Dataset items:
══════════════════════════════

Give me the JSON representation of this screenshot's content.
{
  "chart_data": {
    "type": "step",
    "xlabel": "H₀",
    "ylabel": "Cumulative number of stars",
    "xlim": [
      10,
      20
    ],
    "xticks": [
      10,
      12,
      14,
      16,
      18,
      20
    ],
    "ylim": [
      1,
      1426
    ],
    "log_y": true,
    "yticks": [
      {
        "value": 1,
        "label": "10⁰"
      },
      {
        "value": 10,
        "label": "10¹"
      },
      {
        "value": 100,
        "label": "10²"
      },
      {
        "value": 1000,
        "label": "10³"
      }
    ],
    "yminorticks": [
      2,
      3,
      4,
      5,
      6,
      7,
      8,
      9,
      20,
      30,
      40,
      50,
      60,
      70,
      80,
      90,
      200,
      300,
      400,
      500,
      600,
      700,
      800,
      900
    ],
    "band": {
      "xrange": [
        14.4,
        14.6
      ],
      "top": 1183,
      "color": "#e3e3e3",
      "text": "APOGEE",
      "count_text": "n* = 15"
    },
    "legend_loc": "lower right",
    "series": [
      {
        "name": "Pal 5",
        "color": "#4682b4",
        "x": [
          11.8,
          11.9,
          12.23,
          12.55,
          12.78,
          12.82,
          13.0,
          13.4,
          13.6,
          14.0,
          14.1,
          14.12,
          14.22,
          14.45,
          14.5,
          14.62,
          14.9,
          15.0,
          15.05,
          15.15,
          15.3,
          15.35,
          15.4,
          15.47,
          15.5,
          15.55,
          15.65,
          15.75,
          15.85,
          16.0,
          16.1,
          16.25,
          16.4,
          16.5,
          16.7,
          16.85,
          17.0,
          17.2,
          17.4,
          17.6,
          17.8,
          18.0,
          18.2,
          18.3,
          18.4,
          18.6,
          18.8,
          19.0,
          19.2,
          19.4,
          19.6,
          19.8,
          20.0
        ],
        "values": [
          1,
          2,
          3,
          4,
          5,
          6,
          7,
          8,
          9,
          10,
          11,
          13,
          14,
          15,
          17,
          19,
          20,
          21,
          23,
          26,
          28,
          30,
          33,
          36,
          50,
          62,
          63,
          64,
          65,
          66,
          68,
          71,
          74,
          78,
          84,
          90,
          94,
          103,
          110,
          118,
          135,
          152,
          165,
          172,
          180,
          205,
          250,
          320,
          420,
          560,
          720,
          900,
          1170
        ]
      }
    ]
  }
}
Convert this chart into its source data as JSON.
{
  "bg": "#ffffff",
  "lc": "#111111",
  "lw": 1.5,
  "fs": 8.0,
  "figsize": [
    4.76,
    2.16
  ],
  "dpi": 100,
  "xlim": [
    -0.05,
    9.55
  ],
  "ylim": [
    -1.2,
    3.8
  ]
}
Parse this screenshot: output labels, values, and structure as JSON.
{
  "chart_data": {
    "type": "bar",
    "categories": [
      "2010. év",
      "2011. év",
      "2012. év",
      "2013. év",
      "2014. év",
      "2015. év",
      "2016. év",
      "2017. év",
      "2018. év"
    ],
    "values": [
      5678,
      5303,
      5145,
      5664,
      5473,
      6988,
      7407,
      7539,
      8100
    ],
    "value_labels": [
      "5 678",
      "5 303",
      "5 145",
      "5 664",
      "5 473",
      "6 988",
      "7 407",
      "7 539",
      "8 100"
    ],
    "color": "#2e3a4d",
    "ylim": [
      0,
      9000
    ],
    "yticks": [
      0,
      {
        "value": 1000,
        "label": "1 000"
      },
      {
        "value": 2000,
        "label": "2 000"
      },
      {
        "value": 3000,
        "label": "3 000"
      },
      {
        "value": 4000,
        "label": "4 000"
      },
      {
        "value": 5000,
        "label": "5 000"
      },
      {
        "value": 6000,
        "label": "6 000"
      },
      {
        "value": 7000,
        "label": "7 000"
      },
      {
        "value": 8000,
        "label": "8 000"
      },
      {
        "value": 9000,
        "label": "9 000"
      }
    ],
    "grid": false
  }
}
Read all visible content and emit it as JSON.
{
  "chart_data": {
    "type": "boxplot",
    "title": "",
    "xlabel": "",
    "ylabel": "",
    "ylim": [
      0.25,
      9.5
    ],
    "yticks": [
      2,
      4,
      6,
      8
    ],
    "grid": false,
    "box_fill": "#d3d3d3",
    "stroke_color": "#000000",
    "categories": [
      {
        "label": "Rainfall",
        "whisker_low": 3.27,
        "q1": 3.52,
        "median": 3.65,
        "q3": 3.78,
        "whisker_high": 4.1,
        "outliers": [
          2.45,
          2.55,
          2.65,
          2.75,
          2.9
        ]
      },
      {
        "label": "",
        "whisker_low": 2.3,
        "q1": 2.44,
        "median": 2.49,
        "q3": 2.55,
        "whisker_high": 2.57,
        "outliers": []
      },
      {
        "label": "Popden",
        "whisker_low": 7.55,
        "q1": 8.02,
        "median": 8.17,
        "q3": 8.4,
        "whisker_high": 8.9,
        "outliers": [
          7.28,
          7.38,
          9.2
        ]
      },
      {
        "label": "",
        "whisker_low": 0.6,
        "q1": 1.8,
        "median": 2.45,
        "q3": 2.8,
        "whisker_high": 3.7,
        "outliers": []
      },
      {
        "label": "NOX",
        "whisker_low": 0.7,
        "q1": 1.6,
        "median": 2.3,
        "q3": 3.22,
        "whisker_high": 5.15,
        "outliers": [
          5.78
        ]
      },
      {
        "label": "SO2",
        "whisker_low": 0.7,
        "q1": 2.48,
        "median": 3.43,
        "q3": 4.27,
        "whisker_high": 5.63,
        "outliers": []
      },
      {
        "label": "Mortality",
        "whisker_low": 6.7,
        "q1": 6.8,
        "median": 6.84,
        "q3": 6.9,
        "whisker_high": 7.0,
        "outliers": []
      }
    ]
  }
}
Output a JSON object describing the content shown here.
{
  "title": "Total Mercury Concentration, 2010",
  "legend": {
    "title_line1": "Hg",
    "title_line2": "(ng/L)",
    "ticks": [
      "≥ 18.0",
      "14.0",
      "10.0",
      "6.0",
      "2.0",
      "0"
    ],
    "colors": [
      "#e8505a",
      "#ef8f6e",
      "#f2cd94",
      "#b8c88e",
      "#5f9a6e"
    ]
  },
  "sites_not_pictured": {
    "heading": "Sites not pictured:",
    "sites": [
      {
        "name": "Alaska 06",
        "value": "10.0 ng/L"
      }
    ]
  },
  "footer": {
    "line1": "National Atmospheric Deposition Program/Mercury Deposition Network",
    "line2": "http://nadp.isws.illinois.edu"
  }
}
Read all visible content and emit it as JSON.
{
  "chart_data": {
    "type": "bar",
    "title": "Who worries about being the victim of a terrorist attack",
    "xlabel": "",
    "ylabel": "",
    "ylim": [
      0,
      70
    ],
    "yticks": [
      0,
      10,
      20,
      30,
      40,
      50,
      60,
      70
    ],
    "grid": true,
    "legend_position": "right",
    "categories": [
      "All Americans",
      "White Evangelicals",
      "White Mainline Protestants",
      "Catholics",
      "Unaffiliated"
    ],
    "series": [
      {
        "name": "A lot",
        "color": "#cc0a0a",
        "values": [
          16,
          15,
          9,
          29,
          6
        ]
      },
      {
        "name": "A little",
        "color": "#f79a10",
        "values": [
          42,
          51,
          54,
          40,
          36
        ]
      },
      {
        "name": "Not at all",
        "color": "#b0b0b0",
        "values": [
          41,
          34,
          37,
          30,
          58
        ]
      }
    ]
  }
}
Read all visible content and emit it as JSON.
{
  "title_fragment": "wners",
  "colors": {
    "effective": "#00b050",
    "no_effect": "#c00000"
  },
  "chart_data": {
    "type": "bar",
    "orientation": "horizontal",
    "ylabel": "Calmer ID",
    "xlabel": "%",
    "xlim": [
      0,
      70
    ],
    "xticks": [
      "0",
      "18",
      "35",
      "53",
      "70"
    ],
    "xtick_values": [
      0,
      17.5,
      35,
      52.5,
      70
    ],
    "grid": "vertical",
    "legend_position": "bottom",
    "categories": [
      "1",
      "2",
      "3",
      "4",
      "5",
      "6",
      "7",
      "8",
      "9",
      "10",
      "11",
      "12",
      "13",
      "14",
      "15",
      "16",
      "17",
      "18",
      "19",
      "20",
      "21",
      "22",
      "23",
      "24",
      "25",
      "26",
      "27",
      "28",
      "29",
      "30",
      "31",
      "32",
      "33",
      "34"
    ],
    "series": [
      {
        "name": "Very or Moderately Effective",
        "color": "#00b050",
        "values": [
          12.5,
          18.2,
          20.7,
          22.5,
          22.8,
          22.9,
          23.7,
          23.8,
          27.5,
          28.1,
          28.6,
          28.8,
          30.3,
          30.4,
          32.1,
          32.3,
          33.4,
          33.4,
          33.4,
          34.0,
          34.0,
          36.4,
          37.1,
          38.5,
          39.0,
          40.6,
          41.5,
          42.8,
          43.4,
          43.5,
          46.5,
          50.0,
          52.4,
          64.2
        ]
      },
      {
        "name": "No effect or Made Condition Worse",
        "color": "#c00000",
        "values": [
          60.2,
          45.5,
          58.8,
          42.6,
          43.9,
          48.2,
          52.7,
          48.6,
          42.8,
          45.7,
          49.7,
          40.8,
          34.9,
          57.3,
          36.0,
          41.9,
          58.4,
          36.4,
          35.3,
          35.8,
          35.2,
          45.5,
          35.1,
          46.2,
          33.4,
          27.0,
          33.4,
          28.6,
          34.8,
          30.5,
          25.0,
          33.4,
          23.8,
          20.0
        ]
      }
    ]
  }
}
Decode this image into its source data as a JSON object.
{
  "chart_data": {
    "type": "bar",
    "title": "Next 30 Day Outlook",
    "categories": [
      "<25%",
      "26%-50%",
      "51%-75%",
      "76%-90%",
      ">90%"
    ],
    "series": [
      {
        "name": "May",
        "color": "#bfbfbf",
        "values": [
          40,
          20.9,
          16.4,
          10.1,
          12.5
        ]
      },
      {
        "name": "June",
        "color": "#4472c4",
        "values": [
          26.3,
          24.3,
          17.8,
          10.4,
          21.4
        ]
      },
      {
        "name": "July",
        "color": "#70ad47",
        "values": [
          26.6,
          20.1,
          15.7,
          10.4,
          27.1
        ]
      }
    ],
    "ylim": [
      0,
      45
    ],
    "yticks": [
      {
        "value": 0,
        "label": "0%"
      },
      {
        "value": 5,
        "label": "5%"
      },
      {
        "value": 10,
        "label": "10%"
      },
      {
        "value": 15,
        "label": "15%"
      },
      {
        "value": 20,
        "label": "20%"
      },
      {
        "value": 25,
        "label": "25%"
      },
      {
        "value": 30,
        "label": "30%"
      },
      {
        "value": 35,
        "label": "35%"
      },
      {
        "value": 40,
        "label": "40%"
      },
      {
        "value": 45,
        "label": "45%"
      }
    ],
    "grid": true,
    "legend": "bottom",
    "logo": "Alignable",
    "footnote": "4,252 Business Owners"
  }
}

══════════════════════════════

Filter out all lines lacking the word "bottom" and copy the rest.

The solution:
    "legend_position": "bottom",
    "legend": "bottom",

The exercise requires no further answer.